[What the task asks]:
Copy out the complete listing, word for word.
========
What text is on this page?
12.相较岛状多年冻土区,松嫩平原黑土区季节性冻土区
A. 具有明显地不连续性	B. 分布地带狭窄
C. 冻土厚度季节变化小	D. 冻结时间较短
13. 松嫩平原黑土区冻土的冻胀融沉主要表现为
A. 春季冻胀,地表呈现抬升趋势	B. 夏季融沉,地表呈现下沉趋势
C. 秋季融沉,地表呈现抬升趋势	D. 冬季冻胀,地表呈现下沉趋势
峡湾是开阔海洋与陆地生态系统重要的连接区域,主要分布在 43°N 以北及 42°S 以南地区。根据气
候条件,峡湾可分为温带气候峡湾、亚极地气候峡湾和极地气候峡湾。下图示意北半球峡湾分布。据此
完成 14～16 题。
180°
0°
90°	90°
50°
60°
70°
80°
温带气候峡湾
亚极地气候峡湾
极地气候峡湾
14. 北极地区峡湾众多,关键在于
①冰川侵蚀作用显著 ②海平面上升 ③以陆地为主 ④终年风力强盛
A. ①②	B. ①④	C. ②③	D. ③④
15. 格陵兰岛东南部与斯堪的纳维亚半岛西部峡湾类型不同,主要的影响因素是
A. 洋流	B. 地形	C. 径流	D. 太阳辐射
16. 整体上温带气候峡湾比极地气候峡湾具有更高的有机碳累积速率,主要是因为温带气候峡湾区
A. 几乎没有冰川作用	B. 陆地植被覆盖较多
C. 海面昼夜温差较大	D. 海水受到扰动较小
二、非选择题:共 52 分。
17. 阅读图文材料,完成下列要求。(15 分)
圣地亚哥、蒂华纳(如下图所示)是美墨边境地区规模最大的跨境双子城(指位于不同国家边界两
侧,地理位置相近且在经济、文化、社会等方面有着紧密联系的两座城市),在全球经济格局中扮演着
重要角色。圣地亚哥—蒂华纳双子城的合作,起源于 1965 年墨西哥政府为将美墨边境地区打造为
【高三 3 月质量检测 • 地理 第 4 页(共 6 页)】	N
========
[Reply]:
What text is on this page?
12.相较岛状多年冻土区,松嫩平原黑土区季节性冻土区
A. 具有明显地不连续性	B. 分布地带狭窄
C. 冻土厚度季节变化小	D. 冻结时间较短
13. 松嫩平原黑土区冻土的冻胀融沉主要表现为
A. 春季冻胀,地表呈现抬升趋势	B. 夏季融沉,地表呈现下沉趋势
C. 秋季融沉,地表呈现抬升趋势	D. 冬季冻胀,地表呈现下沉趋势
峡湾是开阔海洋与陆地生态系统重要的连接区域,主要分布在 43°N 以北及 42°S 以南地区。根据气
候条件,峡湾可分为温带气候峡湾、亚极地气候峡湾和极地气候峡湾。下图示意北半球峡湾分布。据此
完成 14～16 题。
180°
0°
90°	90°
50°
60°
70°
80°
温带气候峡湾
亚极地气候峡湾
极地气候峡湾
14. 北极地区峡湾众多,关键在于
①冰川侵蚀作用显著 ②海平面上升 ③以陆地为主 ④终年风力强盛
A. ①②	B. ①④	C. ②③	D. ③④
15. 格陵兰岛东南部与斯堪的纳维亚半岛西部峡湾类型不同,主要的影响因素是
A. 洋流	B. 地形	C. 径流	D. 太阳辐射
16. 整体上温带气候峡湾比极地气候峡湾具有更高的有机碳累积速率,主要是因为温带气候峡湾区
A. 几乎没有冰川作用	B. 陆地植被覆盖较多
C. 海面昼夜温差较大	D. 海水受到扰动较小
二、非选择题:共 52 分。
17. 阅读图文材料,完成下列要求。(15 分)
圣地亚哥、蒂华纳(如下图所示)是美墨边境地区规模最大的跨境双子城(指位于不同国家边界两
侧,地理位置相近且在经济、文化、社会等方面有着紧密联系的两座城市),在全球经济格局中扮演着
重要角色。圣地亚哥—蒂华纳双子城的合作,起源于 1965 年墨西哥政府为将美墨边境地区打造为
【高三 3 月质量检测 • 地理 第 4 页(共 6 页)】	N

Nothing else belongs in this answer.